* [CHALLENGE]:
Tell how many lines in the data below hold the string "Tair"; give nothing but the number.

(Part of a data file)

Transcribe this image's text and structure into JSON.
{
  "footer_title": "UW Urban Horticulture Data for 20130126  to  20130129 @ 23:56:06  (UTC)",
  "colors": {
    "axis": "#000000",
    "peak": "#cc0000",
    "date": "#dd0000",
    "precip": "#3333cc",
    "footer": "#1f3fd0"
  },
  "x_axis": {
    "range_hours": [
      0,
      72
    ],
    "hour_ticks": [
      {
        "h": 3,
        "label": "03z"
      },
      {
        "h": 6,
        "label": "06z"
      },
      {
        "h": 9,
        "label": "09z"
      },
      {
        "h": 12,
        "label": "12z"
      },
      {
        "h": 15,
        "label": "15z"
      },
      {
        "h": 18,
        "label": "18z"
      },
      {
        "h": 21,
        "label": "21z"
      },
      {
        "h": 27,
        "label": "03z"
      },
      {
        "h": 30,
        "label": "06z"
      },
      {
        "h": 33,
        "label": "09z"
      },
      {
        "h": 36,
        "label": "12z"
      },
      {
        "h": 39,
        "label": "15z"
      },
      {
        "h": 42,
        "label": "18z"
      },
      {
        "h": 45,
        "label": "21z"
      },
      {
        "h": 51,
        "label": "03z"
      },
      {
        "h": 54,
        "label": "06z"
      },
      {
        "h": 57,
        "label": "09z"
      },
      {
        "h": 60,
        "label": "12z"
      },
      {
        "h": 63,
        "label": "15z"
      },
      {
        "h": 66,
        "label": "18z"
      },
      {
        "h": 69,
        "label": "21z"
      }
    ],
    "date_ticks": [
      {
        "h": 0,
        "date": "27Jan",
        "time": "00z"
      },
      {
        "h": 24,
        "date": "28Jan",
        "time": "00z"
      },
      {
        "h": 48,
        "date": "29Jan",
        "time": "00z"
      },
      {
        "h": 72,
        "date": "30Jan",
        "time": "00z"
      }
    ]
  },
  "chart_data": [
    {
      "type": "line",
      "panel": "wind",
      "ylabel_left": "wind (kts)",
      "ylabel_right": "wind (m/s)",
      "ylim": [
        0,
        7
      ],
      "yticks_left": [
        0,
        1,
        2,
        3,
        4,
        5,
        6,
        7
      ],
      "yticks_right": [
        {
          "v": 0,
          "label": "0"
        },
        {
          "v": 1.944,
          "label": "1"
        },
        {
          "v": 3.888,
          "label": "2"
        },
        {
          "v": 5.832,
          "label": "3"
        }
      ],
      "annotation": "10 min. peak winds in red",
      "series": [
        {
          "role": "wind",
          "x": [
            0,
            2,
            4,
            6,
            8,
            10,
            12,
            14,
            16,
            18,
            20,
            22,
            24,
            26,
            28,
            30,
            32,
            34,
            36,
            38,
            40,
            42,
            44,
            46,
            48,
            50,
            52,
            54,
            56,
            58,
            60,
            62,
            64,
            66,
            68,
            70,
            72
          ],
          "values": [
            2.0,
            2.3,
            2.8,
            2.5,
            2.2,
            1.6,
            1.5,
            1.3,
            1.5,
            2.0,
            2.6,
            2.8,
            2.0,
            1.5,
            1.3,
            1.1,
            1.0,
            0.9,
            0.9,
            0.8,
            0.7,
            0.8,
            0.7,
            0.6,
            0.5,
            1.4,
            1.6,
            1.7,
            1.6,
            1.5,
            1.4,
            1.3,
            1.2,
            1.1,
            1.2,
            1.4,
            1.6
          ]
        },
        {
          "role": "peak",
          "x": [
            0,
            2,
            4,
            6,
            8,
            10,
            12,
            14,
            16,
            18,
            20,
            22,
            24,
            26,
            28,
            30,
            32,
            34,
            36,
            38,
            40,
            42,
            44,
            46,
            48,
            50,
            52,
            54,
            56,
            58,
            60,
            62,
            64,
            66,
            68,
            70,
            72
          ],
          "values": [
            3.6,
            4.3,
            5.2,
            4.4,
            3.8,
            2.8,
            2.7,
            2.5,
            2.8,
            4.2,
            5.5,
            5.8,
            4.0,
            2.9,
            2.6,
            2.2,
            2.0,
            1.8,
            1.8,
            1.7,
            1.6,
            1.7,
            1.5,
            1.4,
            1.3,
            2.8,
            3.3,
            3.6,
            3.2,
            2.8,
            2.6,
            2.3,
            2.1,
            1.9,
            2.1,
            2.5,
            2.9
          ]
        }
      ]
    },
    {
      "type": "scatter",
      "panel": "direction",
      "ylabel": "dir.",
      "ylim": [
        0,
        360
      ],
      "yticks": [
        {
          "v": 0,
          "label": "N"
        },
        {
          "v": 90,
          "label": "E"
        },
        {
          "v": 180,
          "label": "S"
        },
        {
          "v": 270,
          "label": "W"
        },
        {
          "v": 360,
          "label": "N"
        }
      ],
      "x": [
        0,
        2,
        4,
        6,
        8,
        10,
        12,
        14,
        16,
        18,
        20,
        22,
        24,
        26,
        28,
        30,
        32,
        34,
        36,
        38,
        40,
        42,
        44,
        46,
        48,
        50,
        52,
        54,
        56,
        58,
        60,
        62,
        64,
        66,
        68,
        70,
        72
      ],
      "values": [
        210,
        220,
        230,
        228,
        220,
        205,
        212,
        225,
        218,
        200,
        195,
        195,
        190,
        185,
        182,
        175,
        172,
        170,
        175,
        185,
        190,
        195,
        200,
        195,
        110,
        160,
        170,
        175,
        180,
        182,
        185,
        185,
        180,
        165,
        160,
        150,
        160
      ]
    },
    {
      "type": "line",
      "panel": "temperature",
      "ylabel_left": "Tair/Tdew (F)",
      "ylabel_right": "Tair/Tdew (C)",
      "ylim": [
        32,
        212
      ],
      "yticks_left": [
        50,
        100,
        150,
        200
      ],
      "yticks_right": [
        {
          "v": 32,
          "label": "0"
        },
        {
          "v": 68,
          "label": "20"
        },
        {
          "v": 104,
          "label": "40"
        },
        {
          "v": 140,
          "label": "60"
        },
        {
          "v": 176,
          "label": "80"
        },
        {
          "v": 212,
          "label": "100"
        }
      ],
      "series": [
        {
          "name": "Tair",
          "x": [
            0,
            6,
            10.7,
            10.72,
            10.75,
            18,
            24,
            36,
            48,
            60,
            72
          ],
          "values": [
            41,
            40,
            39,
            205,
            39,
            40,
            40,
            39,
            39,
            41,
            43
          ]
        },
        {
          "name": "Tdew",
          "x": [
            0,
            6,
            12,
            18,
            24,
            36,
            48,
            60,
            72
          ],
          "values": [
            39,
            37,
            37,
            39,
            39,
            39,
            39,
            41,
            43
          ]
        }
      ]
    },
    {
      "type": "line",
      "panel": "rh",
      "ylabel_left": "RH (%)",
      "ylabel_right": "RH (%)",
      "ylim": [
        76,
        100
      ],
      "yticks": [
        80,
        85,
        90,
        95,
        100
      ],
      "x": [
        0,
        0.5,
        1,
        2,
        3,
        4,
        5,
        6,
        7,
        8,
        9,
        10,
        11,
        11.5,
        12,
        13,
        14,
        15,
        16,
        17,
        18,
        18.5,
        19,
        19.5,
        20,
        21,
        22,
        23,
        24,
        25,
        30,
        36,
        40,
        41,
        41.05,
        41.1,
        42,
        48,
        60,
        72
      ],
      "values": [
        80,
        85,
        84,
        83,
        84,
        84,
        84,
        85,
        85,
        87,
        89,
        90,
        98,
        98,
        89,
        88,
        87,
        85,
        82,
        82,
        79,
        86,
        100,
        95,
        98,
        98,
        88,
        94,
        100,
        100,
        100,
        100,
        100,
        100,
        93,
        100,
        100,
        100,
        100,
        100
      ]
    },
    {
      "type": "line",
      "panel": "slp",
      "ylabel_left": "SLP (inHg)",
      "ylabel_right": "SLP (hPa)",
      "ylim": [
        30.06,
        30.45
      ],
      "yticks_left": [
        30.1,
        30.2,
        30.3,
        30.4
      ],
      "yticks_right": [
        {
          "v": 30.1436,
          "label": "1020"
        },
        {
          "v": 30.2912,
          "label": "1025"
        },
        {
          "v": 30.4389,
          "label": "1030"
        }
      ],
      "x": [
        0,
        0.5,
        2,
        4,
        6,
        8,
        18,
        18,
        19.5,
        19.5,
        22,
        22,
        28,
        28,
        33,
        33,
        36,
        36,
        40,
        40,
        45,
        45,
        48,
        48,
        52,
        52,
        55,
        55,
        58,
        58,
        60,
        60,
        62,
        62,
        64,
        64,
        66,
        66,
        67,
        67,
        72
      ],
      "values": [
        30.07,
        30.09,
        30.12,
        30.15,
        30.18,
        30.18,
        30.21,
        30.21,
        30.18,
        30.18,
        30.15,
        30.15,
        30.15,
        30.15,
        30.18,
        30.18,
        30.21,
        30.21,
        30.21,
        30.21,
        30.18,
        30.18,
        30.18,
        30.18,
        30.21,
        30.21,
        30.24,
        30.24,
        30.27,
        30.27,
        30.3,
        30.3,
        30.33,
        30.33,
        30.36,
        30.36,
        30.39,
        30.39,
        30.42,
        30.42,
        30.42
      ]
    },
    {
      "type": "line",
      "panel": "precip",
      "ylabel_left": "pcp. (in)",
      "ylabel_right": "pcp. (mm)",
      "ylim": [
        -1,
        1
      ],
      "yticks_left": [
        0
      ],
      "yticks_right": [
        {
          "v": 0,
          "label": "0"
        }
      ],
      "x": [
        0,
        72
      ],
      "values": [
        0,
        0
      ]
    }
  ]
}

* [EXERCISE OUTPUT]:
3